■ WHAT THIS TASK INVOLVES ■
Print the data exactly as it is given, please.

[start]

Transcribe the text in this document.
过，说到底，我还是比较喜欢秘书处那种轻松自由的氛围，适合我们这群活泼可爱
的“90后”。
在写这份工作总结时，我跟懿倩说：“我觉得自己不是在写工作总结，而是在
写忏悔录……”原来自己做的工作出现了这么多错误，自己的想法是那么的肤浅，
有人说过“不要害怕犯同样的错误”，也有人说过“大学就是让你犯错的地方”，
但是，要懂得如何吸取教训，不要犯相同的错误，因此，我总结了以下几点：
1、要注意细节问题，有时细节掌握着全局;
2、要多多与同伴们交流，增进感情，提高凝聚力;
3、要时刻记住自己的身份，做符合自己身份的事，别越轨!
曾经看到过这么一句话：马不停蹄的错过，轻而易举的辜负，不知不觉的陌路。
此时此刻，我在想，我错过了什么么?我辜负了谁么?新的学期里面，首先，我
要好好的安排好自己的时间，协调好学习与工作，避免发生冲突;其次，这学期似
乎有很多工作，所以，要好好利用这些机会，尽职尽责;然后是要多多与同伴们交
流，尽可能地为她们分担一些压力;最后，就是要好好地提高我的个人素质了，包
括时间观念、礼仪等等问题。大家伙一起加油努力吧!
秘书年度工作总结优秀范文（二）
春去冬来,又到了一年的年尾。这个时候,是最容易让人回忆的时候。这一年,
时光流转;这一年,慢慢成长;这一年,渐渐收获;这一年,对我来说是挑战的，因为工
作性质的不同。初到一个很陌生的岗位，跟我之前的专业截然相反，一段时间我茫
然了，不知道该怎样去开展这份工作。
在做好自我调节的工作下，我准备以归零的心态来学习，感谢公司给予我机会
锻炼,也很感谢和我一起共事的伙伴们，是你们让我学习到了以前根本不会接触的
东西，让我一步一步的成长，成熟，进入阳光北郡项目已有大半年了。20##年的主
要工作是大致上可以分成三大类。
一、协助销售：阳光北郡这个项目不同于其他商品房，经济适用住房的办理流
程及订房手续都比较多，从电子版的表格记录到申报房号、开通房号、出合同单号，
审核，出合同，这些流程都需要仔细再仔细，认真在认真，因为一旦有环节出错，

[end]

■ SOLUTION BELOW ■
Transcribe the text in this document.
过，说到底，我还是比较喜欢秘书处那种轻松自由的氛围，适合我们这群活泼可爱
的“90后”。
在写这份工作总结时，我跟懿倩说：“我觉得自己不是在写工作总结，而是在
写忏悔录……”原来自己做的工作出现了这么多错误，自己的想法是那么的肤浅，
有人说过“不要害怕犯同样的错误”，也有人说过“大学就是让你犯错的地方”，
但是，要懂得如何吸取教训，不要犯相同的错误，因此，我总结了以下几点：
1、要注意细节问题，有时细节掌握着全局;
2、要多多与同伴们交流，增进感情，提高凝聚力;
3、要时刻记住自己的身份，做符合自己身份的事，别越轨!
曾经看到过这么一句话：马不停蹄的错过，轻而易举的辜负，不知不觉的陌路。
此时此刻，我在想，我错过了什么么?我辜负了谁么?新的学期里面，首先，我
要好好的安排好自己的时间，协调好学习与工作，避免发生冲突;其次，这学期似
乎有很多工作，所以，要好好利用这些机会，尽职尽责;然后是要多多与同伴们交
流，尽可能地为她们分担一些压力;最后，就是要好好地提高我的个人素质了，包
括时间观念、礼仪等等问题。大家伙一起加油努力吧!
秘书年度工作总结优秀范文（二）
春去冬来,又到了一年的年尾。这个时候,是最容易让人回忆的时候。这一年,
时光流转;这一年,慢慢成长;这一年,渐渐收获;这一年,对我来说是挑战的，因为工
作性质的不同。初到一个很陌生的岗位，跟我之前的专业截然相反，一段时间我茫
然了，不知道该怎样去开展这份工作。
在做好自我调节的工作下，我准备以归零的心态来学习，感谢公司给予我机会
锻炼,也很感谢和我一起共事的伙伴们，是你们让我学习到了以前根本不会接触的
东西，让我一步一步的成长，成熟，进入阳光北郡项目已有大半年了。20##年的主
要工作是大致上可以分成三大类。
一、协助销售：阳光北郡这个项目不同于其他商品房，经济适用住房的办理流
程及订房手续都比较多，从电子版的表格记录到申报房号、开通房号、出合同单号，
审核，出合同，这些流程都需要仔细再仔细，认真在认真，因为一旦有环节出错，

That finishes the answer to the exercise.